Stated task: Locate all lines in the data below that hold "label" and show them.

BEGIN Record extracts

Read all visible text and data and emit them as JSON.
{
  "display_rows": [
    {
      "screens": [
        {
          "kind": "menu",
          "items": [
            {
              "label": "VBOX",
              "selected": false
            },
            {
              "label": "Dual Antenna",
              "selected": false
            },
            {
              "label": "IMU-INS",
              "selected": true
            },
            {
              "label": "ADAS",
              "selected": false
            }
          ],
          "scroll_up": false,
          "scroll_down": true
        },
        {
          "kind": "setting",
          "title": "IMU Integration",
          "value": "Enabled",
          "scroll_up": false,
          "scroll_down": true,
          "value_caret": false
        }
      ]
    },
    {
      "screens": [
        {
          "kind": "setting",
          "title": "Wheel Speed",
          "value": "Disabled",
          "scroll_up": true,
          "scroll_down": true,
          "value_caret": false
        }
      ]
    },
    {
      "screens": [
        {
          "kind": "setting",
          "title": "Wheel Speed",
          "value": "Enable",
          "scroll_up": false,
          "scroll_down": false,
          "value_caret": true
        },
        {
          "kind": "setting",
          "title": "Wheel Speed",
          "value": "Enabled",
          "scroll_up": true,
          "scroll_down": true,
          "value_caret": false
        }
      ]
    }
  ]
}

END Record extracts

Task output:
              "label": "VBOX",
              "label": "Dual Antenna",
              "label": "IMU-INS",
              "label": "ADAS",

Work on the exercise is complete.